Short task: Reproduce everything from the start of the material below down to the line containing "ruler-tick: [1146, 145, 1158, 146]", including both of those lines, with no changes.

--

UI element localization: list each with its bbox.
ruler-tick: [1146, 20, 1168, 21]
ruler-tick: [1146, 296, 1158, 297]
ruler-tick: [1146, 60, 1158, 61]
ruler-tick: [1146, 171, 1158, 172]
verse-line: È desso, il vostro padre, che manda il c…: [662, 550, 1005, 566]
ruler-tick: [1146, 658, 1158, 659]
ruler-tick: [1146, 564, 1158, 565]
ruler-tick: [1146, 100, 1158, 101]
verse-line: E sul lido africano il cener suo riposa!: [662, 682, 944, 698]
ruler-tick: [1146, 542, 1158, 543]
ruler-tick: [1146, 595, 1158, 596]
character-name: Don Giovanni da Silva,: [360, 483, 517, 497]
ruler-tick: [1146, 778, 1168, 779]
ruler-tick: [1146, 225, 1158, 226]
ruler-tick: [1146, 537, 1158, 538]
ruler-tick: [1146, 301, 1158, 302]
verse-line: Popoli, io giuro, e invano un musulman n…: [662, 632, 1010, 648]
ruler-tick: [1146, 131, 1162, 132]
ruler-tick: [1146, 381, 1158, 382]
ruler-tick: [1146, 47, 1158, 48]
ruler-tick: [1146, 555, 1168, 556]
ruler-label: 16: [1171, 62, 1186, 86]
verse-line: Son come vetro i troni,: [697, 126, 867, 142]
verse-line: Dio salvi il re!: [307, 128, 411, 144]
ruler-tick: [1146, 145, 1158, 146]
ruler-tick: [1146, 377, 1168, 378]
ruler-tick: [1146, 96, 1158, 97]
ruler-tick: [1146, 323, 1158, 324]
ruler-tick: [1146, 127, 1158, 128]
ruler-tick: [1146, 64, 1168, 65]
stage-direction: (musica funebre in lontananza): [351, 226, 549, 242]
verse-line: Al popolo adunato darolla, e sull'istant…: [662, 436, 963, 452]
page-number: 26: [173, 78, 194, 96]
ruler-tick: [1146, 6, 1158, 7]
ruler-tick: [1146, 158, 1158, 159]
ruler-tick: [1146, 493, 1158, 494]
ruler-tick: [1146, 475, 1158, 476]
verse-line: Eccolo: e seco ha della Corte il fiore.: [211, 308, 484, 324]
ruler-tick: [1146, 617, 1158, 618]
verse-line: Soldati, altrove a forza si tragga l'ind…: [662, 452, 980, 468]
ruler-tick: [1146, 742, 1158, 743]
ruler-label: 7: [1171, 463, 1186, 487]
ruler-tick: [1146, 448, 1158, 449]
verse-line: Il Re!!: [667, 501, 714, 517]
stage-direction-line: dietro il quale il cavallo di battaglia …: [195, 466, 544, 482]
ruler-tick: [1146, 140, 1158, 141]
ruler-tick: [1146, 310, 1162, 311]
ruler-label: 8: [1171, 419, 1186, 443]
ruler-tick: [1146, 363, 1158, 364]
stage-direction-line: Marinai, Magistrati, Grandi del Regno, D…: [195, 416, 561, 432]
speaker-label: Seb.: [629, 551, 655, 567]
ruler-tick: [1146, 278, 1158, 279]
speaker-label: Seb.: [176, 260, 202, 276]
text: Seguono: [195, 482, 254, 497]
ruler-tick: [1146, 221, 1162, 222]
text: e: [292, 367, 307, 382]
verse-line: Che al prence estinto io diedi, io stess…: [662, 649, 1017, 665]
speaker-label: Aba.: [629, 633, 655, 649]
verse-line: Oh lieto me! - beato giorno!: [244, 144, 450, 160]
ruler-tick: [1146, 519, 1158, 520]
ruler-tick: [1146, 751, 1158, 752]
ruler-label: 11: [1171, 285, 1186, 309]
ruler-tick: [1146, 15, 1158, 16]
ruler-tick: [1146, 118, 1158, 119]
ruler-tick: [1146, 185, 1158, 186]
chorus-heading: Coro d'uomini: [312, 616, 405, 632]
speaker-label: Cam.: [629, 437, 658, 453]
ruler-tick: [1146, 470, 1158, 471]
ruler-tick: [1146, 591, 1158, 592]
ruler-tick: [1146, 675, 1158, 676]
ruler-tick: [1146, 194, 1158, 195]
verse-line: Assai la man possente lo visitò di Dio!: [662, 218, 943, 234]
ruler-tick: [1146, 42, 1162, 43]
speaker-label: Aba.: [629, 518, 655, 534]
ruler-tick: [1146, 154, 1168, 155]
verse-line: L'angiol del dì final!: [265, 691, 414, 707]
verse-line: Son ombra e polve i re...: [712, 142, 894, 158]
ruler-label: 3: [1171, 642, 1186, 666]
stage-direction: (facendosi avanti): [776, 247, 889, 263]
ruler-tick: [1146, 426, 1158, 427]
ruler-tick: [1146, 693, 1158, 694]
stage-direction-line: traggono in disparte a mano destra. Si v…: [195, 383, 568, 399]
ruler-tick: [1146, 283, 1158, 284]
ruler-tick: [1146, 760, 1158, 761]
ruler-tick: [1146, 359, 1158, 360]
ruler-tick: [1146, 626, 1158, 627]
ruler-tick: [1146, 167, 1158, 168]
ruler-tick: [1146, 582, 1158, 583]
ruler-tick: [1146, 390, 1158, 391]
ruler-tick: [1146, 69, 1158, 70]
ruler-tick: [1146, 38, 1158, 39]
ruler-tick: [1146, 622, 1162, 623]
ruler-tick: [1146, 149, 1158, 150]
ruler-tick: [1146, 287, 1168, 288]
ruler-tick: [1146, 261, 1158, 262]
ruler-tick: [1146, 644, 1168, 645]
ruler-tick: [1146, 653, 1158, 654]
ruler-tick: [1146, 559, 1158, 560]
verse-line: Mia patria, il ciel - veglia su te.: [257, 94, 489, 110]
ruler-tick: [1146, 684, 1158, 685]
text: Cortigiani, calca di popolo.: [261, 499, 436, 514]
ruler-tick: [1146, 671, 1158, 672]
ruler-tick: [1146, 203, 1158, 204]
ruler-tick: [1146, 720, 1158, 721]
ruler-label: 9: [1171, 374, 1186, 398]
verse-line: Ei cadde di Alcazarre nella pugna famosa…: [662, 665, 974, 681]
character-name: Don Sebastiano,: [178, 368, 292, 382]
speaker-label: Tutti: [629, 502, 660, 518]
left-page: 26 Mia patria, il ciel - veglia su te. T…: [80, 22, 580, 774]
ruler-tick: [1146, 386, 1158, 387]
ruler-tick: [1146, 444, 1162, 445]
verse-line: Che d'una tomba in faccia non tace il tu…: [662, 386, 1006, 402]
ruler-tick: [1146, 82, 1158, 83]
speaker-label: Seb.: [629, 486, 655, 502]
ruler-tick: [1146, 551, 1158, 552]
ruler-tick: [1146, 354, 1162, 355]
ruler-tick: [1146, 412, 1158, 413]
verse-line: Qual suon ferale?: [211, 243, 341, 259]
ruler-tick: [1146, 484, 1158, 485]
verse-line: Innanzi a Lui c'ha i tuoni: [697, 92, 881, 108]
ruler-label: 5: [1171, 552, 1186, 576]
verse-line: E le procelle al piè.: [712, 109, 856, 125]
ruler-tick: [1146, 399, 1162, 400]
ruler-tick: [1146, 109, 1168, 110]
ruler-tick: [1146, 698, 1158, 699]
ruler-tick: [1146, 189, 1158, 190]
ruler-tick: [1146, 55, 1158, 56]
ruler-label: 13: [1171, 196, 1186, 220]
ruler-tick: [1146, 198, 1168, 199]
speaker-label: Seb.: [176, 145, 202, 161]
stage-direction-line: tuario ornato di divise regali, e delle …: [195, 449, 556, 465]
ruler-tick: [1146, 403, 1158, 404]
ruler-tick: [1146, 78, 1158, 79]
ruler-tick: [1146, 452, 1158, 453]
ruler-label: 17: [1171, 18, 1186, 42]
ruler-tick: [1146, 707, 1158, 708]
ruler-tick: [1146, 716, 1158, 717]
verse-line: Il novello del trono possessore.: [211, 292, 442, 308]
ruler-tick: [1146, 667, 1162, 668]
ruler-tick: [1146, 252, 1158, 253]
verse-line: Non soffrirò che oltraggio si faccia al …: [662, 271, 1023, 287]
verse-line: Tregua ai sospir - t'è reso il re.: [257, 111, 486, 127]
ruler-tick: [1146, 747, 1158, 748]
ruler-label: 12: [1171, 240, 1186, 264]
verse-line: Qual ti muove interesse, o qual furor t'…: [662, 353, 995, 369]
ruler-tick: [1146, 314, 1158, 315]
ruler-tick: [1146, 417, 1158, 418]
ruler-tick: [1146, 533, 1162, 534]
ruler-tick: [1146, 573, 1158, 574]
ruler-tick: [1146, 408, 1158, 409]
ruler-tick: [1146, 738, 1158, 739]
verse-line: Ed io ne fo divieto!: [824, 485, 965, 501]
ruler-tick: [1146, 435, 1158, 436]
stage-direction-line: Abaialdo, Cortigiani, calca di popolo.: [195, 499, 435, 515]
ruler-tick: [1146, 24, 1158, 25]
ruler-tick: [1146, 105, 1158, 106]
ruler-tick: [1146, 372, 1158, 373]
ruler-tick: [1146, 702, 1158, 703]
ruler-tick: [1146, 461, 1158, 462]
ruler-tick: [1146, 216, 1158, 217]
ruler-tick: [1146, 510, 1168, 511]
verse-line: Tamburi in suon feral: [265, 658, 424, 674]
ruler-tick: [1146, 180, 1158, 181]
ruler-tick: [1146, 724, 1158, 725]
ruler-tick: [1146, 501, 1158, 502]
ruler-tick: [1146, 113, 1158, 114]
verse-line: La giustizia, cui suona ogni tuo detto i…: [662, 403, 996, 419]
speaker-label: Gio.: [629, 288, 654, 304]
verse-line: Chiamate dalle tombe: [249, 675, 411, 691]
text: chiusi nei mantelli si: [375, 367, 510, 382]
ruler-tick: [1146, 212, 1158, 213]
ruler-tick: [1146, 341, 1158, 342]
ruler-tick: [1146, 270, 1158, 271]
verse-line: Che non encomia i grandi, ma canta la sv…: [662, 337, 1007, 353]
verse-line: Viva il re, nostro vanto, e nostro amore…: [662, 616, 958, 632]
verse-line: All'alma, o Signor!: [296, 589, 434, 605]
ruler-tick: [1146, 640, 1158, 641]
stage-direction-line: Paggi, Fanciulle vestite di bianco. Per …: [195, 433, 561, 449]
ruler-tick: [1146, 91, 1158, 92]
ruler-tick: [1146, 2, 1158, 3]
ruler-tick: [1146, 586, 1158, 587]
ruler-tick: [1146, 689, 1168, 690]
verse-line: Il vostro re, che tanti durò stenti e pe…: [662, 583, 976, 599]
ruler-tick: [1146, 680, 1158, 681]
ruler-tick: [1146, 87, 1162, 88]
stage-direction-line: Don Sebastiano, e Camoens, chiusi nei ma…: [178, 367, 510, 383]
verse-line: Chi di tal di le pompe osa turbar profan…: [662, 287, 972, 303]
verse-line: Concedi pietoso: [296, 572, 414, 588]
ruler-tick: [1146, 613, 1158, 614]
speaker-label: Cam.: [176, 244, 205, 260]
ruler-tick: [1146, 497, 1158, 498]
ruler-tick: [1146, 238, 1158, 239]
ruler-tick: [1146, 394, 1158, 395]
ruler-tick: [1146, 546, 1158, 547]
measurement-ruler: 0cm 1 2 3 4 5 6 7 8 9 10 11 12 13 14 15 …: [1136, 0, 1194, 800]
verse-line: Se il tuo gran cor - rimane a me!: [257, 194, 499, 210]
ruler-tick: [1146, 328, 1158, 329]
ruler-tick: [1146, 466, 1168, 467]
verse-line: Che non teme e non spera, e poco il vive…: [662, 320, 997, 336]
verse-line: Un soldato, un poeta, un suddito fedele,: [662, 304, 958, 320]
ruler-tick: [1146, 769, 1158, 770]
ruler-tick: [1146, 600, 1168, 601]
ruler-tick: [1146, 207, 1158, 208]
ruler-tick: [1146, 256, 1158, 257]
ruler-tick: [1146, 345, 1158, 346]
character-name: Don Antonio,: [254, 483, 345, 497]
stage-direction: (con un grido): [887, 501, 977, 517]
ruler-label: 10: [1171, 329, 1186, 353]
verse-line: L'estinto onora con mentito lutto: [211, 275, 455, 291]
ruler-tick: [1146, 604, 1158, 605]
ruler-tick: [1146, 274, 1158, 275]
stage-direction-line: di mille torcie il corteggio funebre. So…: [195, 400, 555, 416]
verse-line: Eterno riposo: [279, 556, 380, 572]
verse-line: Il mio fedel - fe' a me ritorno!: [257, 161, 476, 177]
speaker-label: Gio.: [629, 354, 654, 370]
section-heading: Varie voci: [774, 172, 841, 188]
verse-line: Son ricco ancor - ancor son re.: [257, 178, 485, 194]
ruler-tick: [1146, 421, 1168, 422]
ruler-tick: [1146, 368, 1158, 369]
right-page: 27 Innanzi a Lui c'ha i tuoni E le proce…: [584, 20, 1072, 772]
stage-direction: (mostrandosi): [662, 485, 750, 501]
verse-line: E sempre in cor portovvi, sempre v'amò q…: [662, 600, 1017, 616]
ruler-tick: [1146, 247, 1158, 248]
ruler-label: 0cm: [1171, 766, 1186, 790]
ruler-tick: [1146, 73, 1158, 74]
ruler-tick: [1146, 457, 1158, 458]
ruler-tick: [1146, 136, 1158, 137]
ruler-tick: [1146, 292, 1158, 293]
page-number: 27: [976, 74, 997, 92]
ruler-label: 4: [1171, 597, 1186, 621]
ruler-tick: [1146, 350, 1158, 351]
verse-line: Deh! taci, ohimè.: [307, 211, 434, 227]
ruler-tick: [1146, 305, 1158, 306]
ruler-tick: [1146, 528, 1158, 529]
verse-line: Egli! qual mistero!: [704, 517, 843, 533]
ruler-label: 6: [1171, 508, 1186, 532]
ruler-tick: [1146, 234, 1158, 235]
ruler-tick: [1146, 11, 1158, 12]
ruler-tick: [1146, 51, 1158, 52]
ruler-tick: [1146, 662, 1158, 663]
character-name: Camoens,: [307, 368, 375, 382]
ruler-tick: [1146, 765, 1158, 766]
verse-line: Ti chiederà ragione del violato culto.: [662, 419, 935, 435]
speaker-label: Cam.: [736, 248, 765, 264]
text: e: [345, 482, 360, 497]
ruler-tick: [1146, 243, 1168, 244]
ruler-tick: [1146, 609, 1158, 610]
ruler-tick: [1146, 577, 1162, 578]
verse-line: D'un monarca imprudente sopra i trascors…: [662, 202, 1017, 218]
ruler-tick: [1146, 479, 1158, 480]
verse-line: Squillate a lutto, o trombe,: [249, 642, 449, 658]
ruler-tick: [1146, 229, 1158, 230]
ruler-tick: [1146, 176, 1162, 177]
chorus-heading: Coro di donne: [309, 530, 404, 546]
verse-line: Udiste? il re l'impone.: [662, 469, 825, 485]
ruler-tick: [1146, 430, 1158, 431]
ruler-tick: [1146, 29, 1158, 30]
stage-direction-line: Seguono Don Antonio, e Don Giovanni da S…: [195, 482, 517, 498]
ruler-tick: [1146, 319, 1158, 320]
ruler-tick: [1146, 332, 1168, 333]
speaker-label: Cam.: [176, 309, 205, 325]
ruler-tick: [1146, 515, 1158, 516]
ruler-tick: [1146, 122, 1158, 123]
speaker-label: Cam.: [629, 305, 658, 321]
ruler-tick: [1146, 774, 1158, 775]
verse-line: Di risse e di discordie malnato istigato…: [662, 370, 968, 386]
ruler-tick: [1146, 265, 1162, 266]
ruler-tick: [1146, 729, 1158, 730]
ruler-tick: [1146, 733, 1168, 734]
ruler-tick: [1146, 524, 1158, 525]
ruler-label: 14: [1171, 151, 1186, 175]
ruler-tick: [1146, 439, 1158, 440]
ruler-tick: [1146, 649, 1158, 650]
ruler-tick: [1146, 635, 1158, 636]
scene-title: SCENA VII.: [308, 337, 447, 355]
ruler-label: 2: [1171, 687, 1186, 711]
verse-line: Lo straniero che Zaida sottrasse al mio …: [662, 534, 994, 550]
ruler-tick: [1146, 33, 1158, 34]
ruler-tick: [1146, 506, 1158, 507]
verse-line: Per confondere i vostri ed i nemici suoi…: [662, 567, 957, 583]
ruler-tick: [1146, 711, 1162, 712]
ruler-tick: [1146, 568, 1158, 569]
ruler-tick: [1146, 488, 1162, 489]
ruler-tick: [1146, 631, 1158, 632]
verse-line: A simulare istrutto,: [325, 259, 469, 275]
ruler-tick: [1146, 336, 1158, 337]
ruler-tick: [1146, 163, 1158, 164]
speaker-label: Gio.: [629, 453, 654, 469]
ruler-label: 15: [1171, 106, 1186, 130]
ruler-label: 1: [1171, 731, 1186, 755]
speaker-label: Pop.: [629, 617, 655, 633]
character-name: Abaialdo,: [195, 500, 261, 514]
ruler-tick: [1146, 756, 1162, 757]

--

Full output:
UI element localization: list each with its bbox.
ruler-tick: [1146, 20, 1168, 21]
ruler-tick: [1146, 296, 1158, 297]
ruler-tick: [1146, 60, 1158, 61]
ruler-tick: [1146, 171, 1158, 172]
verse-line: È desso, il vostro padre, che manda il c…: [662, 550, 1005, 566]
ruler-tick: [1146, 658, 1158, 659]
ruler-tick: [1146, 564, 1158, 565]
ruler-tick: [1146, 100, 1158, 101]
verse-line: E sul lido africano il cener suo riposa!: [662, 682, 944, 698]
ruler-tick: [1146, 542, 1158, 543]
ruler-tick: [1146, 595, 1158, 596]
character-name: Don Giovanni da Silva,: [360, 483, 517, 497]
ruler-tick: [1146, 778, 1168, 779]
ruler-tick: [1146, 225, 1158, 226]
ruler-tick: [1146, 537, 1158, 538]
ruler-tick: [1146, 301, 1158, 302]
verse-line: Popoli, io giuro, e invano un musulman n…: [662, 632, 1010, 648]
ruler-tick: [1146, 131, 1162, 132]
ruler-tick: [1146, 381, 1158, 382]
ruler-tick: [1146, 47, 1158, 48]
ruler-tick: [1146, 555, 1168, 556]
ruler-label: 16: [1171, 62, 1186, 86]
verse-line: Son come vetro i troni,: [697, 126, 867, 142]
verse-line: Dio salvi il re!: [307, 128, 411, 144]
ruler-tick: [1146, 145, 1158, 146]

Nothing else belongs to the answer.